▸ **DATA PROVIDED**
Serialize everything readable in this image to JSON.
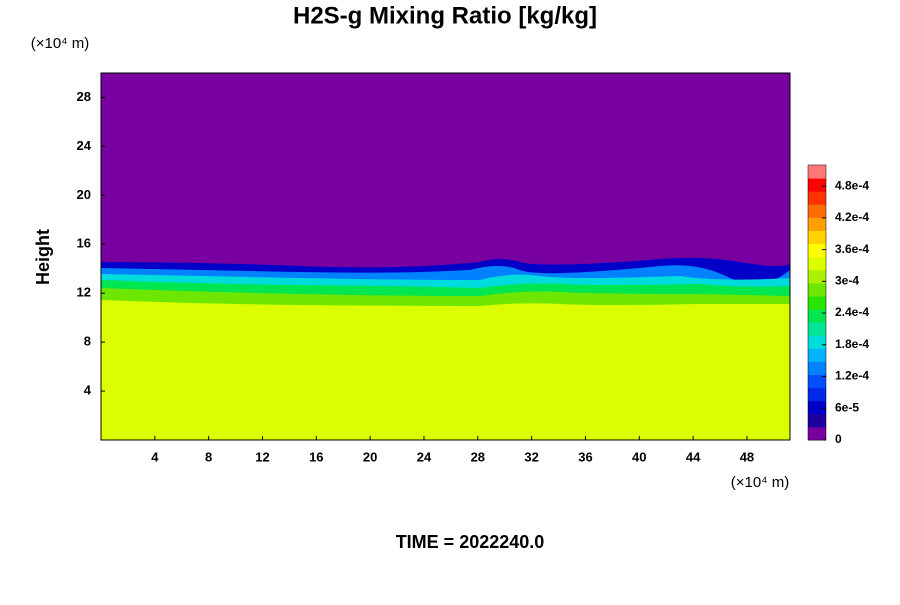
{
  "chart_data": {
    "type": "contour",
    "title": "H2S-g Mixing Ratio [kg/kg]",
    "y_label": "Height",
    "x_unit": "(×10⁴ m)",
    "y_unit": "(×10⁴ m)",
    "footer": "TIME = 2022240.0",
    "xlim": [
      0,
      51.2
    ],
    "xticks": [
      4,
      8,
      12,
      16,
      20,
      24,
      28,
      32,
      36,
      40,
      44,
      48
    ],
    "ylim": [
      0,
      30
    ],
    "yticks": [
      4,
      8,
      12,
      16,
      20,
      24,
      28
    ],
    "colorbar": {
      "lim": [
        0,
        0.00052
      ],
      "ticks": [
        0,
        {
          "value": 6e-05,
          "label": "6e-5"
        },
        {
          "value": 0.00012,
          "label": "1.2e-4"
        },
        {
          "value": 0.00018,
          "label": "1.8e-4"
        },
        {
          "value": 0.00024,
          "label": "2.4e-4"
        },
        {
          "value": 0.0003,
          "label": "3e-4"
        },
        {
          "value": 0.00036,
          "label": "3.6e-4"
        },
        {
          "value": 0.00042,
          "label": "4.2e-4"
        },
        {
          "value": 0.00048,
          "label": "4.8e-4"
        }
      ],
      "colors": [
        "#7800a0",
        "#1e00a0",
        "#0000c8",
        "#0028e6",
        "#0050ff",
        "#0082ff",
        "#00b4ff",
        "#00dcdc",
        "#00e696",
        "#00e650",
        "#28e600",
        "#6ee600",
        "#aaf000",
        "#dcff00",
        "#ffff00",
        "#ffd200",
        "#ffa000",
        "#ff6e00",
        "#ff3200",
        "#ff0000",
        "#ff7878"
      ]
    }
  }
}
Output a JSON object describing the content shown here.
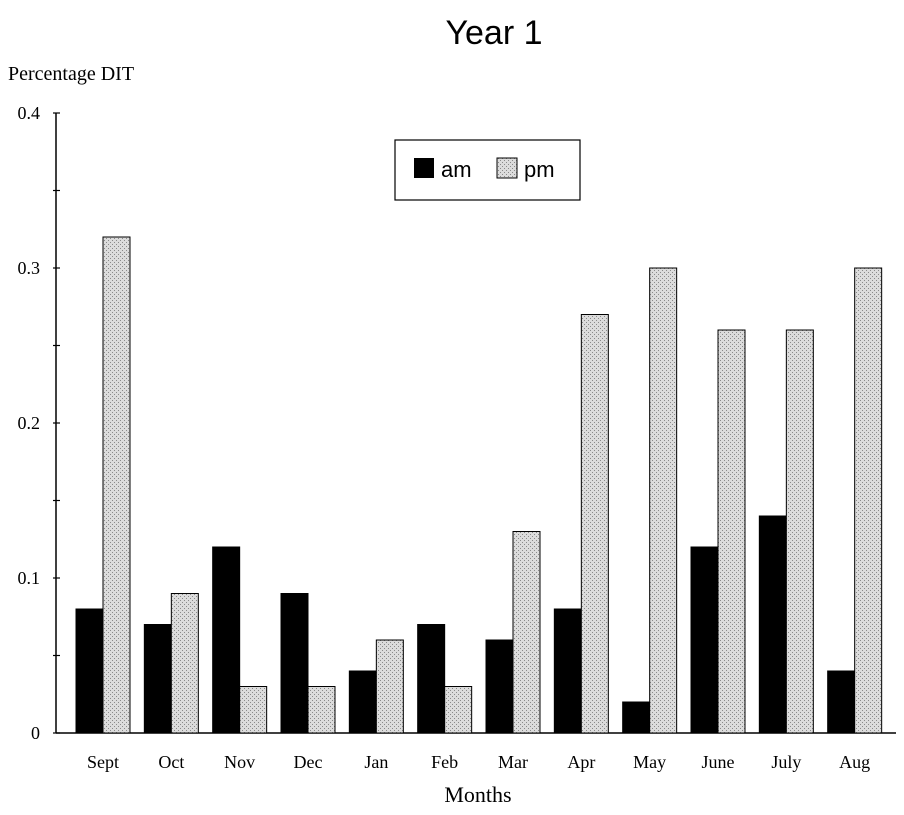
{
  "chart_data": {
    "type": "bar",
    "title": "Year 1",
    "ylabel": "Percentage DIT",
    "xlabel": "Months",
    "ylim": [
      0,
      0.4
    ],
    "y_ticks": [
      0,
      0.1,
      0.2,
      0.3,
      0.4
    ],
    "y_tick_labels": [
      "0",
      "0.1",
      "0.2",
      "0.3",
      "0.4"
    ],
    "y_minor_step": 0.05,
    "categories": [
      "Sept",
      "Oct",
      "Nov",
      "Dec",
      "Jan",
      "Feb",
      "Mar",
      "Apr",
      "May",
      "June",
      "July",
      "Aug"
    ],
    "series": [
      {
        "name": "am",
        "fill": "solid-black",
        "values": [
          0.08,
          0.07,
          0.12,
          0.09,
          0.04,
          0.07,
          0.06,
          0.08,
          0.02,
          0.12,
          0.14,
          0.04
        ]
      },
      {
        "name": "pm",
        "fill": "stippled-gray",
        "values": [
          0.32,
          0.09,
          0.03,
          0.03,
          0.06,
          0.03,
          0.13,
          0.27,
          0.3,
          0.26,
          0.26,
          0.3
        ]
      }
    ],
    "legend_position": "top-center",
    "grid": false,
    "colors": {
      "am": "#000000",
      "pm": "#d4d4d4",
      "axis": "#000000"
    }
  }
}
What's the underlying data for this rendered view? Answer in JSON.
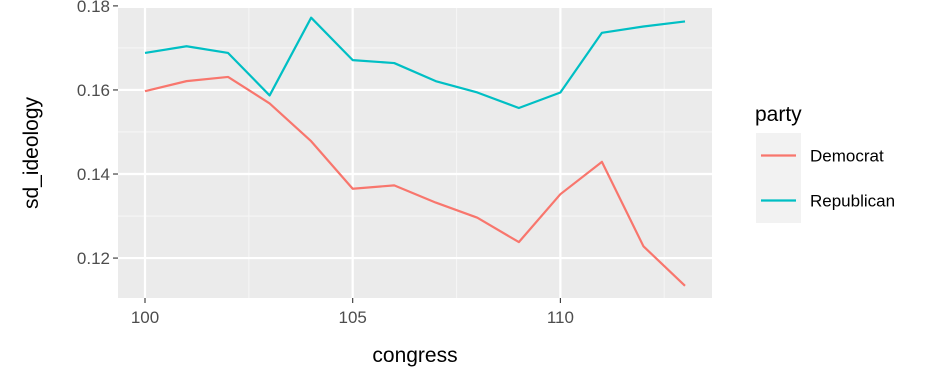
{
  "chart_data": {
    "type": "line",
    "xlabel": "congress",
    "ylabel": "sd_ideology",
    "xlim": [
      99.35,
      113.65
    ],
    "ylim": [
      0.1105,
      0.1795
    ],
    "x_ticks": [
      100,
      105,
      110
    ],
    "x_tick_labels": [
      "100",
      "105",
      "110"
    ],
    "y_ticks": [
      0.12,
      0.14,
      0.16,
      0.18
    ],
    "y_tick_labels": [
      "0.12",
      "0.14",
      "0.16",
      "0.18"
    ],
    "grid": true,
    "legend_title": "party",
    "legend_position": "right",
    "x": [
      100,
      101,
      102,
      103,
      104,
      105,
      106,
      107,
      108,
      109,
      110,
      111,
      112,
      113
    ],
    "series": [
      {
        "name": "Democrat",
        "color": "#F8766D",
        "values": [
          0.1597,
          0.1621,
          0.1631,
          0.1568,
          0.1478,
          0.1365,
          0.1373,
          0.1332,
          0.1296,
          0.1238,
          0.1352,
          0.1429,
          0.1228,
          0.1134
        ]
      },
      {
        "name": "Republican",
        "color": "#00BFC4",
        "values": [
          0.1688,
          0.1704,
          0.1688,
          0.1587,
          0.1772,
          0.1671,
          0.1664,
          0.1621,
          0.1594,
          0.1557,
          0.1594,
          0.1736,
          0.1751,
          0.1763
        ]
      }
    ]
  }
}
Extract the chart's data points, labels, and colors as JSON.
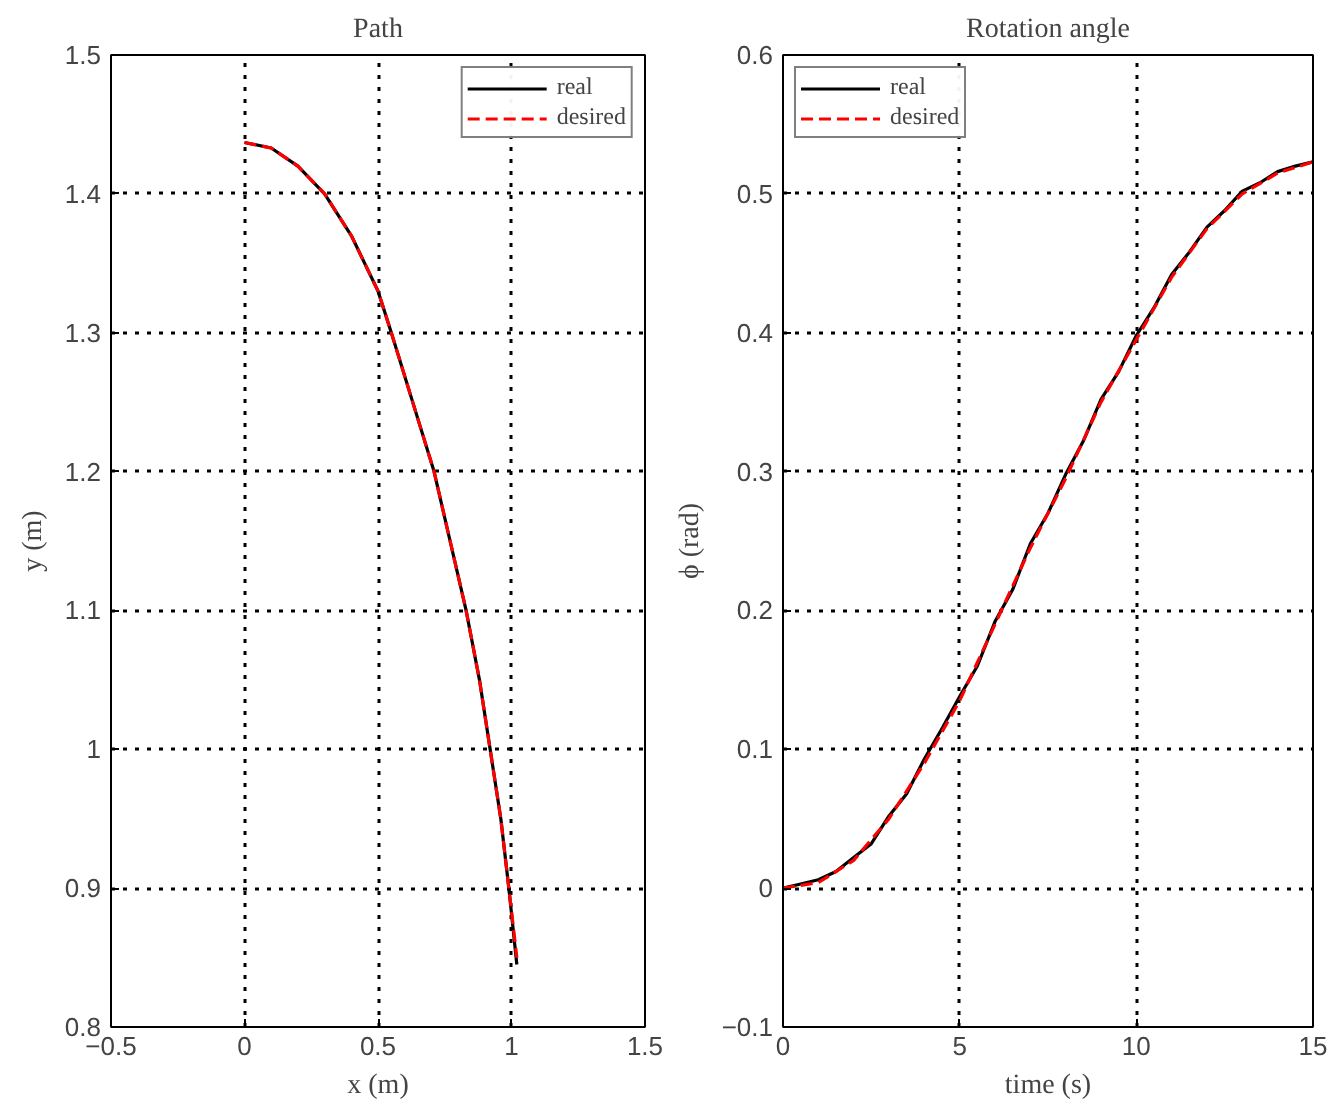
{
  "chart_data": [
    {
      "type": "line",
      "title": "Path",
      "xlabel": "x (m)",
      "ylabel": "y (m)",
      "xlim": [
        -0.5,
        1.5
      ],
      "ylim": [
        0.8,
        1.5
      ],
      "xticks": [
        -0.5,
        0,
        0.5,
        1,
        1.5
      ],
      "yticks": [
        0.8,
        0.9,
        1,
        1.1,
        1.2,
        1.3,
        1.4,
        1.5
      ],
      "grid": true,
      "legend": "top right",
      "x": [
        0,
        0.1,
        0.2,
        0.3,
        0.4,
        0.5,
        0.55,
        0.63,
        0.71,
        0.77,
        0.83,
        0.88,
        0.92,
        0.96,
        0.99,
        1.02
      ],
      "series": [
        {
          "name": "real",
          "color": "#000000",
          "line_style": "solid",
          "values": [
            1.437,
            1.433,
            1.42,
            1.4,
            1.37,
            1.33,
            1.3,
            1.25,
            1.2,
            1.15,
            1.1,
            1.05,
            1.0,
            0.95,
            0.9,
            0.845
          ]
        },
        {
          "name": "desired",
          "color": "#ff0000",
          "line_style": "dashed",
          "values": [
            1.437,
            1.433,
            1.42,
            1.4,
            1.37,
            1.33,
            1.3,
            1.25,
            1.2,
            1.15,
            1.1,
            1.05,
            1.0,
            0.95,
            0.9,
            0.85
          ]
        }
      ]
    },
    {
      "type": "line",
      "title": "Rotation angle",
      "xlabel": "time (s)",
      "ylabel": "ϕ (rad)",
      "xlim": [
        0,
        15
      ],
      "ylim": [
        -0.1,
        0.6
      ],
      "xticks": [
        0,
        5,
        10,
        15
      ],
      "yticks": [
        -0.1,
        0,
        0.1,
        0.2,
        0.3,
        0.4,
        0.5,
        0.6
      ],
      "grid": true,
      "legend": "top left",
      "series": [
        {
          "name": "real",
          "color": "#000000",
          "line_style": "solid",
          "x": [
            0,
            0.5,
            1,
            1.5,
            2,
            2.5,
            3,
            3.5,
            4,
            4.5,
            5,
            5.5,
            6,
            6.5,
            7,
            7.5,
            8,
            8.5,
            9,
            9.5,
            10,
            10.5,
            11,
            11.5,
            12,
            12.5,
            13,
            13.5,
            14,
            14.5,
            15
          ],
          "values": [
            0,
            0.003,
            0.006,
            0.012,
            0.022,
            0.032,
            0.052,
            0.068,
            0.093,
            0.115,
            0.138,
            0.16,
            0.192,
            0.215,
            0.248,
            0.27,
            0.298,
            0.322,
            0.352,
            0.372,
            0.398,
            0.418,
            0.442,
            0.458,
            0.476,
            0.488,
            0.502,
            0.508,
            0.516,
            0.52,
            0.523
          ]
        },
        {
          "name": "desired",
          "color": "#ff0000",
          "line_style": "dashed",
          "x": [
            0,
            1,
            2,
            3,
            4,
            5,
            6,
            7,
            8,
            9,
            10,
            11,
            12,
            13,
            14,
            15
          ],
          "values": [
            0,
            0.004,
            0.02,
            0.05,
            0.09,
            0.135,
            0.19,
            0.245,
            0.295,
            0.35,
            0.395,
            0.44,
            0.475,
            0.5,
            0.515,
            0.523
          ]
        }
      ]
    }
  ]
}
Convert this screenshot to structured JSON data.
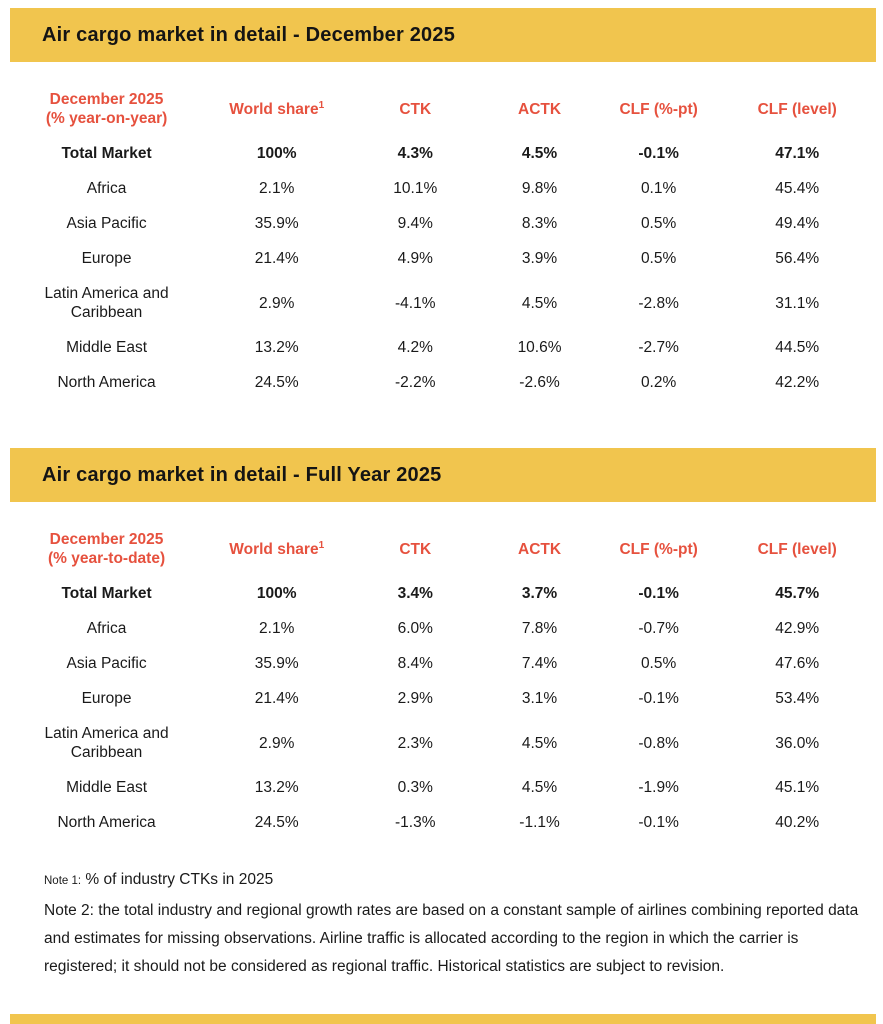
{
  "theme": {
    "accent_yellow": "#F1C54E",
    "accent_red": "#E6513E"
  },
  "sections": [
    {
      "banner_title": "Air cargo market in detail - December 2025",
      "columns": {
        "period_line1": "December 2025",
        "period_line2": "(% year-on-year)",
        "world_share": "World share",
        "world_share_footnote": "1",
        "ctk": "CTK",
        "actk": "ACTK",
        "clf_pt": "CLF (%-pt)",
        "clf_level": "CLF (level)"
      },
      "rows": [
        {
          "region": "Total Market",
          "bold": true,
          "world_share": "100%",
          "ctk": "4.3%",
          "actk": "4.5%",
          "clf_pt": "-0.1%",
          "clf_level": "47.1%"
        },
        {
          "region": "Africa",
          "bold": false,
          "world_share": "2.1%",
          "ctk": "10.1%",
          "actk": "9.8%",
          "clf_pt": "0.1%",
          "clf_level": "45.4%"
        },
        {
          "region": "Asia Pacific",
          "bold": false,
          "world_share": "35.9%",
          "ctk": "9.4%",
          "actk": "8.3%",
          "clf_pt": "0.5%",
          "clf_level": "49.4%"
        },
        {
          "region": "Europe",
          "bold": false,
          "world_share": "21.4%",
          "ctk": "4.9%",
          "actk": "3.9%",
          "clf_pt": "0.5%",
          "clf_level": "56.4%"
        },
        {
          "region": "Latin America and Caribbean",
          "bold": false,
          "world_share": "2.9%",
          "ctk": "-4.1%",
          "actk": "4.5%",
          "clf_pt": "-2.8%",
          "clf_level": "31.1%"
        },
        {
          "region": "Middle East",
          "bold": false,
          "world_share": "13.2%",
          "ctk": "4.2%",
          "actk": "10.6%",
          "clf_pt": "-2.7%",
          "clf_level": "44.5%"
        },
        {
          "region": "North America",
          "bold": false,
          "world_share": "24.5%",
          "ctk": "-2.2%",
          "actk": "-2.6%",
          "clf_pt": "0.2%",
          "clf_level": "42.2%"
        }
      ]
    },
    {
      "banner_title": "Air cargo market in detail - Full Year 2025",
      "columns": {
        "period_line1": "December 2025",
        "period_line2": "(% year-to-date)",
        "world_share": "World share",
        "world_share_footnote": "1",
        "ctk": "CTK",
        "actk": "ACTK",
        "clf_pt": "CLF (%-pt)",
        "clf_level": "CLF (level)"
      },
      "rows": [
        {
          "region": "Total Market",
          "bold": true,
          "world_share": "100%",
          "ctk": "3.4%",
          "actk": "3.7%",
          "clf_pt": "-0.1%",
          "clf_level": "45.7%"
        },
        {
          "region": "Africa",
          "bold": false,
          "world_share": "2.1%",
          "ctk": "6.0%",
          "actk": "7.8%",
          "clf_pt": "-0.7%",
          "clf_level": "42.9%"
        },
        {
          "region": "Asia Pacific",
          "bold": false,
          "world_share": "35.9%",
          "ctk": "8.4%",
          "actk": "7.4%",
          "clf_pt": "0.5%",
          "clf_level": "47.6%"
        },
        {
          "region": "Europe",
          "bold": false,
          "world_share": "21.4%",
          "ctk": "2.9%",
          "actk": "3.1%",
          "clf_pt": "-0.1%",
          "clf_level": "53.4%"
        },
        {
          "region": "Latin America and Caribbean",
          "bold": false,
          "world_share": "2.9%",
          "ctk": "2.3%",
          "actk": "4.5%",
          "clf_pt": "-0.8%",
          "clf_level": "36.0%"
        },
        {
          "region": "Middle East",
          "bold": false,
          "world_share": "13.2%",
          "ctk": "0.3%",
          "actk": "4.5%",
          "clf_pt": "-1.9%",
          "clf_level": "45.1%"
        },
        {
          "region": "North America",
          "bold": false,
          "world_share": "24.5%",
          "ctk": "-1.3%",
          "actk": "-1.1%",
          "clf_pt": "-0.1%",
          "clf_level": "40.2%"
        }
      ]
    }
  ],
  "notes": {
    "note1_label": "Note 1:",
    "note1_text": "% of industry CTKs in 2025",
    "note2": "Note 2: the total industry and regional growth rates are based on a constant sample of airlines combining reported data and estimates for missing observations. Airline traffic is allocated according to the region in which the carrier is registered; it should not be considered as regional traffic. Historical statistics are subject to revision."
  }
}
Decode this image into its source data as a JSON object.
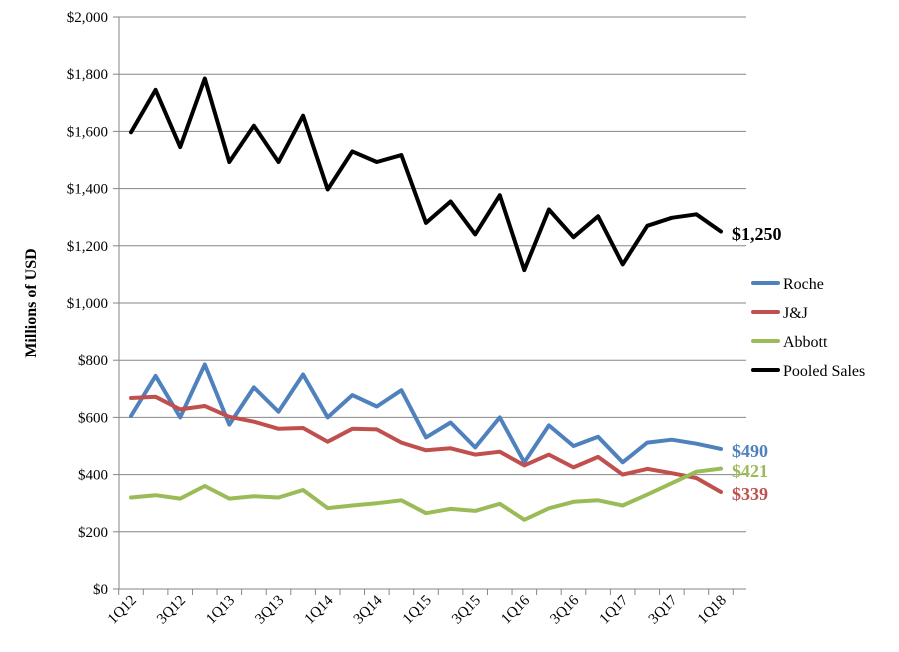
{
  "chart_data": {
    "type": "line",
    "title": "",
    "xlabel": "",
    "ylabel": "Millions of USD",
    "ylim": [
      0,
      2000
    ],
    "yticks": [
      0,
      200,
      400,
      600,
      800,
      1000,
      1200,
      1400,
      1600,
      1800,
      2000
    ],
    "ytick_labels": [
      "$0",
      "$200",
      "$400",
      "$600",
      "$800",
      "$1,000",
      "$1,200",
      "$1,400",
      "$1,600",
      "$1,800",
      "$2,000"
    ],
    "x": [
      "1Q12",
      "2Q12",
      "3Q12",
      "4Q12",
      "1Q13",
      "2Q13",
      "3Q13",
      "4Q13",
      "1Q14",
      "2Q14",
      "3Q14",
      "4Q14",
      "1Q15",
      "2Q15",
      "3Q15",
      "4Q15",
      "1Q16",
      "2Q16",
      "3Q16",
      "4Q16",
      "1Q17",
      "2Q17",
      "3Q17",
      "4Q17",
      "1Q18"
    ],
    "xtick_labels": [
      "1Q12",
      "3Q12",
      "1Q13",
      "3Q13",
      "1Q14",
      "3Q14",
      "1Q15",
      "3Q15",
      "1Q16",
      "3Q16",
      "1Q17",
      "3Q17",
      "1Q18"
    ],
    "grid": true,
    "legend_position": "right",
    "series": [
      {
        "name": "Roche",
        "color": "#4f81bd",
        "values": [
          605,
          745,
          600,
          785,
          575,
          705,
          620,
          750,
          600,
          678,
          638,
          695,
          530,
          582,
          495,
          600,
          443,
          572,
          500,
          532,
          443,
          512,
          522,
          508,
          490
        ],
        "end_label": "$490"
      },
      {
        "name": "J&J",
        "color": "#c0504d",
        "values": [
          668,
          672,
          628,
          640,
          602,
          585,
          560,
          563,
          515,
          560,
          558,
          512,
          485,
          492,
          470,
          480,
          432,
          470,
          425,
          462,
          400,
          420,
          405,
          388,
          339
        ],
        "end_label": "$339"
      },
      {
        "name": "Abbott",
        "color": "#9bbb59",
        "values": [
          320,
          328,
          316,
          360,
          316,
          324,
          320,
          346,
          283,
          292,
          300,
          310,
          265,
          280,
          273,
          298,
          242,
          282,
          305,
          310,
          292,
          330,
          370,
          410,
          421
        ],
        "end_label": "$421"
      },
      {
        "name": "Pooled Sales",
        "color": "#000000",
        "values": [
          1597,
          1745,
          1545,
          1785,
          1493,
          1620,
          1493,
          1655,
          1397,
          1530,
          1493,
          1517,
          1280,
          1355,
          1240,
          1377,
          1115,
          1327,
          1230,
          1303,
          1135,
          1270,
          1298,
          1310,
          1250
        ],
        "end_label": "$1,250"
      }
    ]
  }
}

▸ **DO THIS**
What is the number of lines that hold the string "name"? Reply with that number alone.

▸ **CORRECT ANSWER**
12